◆ SET TASK:
Print exactly, and only, the lines running from the line containing "Parse this screenshot: output" through the end of the records below.

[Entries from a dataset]
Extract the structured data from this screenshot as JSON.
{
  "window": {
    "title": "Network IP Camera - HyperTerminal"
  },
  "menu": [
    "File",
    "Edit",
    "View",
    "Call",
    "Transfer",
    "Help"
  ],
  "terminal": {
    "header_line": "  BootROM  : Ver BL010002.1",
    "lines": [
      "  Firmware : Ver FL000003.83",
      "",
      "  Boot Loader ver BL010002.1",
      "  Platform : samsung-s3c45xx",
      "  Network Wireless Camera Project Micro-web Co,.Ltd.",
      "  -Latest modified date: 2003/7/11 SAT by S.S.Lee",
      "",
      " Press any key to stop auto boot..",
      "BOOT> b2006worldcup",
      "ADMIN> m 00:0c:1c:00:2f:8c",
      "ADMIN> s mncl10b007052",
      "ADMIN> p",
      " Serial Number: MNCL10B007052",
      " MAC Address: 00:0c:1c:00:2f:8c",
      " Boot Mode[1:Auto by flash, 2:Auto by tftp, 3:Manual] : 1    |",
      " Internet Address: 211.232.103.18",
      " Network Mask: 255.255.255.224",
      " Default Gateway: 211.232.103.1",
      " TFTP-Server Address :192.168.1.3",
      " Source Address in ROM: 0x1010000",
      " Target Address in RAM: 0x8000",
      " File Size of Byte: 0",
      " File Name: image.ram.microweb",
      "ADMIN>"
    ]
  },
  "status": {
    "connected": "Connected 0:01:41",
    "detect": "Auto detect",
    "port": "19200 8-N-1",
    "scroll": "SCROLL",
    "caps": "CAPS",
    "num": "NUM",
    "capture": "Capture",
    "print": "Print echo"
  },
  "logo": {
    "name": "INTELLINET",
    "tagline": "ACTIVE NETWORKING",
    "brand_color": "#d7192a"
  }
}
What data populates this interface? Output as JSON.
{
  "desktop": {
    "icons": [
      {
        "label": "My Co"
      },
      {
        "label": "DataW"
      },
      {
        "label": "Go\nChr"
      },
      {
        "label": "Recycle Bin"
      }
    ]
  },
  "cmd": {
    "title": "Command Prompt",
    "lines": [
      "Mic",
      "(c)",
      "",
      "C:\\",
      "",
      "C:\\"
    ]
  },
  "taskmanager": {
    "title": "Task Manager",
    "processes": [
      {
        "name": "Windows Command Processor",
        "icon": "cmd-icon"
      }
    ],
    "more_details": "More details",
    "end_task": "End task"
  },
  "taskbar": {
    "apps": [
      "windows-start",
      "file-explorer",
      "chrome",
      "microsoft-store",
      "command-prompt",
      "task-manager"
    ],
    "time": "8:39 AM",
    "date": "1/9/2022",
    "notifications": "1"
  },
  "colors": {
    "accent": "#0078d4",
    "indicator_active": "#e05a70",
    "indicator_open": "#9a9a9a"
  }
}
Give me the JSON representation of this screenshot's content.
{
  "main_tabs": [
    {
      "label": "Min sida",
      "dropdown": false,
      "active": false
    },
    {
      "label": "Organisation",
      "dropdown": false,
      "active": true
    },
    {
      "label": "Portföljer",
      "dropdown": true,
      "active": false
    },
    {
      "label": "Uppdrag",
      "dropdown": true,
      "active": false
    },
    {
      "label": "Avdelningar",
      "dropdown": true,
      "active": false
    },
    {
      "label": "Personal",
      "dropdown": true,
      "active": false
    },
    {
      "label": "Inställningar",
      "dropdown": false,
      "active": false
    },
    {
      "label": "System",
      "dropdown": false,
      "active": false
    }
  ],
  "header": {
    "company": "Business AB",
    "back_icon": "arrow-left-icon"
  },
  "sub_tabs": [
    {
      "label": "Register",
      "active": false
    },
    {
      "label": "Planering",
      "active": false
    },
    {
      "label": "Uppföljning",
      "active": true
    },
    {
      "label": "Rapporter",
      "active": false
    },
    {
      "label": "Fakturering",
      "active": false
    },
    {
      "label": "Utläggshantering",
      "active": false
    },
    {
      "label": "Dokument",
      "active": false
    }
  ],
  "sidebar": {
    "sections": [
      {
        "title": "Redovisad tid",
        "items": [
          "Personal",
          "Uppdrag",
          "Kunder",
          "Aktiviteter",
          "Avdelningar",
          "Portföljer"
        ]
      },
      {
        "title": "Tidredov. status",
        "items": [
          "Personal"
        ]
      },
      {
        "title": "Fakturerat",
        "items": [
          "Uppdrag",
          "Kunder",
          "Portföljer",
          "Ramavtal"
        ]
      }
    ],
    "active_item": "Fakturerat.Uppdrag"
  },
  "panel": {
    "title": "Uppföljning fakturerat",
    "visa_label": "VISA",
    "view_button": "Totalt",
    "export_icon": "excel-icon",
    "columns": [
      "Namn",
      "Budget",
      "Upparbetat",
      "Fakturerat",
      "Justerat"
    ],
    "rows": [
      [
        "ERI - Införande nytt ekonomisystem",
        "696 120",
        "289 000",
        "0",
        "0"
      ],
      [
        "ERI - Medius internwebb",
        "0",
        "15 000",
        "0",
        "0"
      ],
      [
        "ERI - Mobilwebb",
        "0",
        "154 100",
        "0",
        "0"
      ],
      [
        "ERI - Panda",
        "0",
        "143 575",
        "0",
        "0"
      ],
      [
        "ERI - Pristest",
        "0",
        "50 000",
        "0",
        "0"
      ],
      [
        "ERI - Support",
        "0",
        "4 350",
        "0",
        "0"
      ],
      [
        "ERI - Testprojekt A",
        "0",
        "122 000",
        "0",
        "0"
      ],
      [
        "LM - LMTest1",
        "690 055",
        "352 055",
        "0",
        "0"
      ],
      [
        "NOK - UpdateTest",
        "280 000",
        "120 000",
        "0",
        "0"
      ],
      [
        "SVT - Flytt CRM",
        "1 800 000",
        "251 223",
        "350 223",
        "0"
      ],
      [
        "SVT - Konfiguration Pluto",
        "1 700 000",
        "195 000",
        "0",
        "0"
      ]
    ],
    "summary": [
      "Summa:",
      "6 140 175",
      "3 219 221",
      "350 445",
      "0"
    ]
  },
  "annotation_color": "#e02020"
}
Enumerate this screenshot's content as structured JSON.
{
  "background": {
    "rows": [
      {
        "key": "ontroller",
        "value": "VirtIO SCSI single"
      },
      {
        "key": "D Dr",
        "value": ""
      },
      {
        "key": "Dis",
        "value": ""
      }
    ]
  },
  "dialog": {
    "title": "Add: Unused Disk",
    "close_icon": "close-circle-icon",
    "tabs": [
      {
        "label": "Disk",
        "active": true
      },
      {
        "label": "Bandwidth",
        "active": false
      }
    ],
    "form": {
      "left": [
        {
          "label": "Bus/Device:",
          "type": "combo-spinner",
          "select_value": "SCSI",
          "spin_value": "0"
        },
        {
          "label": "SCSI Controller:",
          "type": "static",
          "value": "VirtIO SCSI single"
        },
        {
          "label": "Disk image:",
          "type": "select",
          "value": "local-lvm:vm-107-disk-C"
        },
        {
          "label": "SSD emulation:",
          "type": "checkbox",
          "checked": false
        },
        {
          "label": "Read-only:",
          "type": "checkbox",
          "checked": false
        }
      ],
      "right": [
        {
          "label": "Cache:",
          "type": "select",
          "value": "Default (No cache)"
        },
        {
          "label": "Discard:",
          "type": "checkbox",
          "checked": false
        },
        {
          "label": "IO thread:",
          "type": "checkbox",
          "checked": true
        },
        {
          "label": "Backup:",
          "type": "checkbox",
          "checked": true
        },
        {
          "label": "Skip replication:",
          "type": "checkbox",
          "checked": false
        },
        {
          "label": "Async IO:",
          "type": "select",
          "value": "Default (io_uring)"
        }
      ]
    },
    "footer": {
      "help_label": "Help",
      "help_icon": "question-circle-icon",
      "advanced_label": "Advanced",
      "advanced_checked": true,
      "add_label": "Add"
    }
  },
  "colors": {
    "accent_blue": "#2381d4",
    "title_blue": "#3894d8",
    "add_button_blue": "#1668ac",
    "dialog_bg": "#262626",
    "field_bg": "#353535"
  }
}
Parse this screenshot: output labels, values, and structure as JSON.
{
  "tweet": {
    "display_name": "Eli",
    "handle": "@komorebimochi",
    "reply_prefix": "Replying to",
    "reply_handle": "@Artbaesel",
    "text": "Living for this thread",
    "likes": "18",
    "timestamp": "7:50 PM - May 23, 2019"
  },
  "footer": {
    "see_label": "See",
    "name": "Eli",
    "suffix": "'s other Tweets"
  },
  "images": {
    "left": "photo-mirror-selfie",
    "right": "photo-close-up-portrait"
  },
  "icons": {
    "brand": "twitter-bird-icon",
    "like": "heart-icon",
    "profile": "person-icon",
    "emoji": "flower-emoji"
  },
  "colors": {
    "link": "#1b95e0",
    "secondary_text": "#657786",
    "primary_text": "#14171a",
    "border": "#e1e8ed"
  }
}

◆ SOLVED PROBLEM:
Parse this screenshot: output labels, values, and structure as JSON.
{
  "tweet": {
    "display_name": "Eli",
    "handle": "@komorebimochi",
    "reply_prefix": "Replying to",
    "reply_handle": "@Artbaesel",
    "text": "Living for this thread",
    "likes": "18",
    "timestamp": "7:50 PM - May 23, 2019"
  },
  "footer": {
    "see_label": "See",
    "name": "Eli",
    "suffix": "'s other Tweets"
  },
  "images": {
    "left": "photo-mirror-selfie",
    "right": "photo-close-up-portrait"
  },
  "icons": {
    "brand": "twitter-bird-icon",
    "like": "heart-icon",
    "profile": "person-icon",
    "emoji": "flower-emoji"
  },
  "colors": {
    "link": "#1b95e0",
    "secondary_text": "#657786",
    "primary_text": "#14171a",
    "border": "#e1e8ed"
  }
}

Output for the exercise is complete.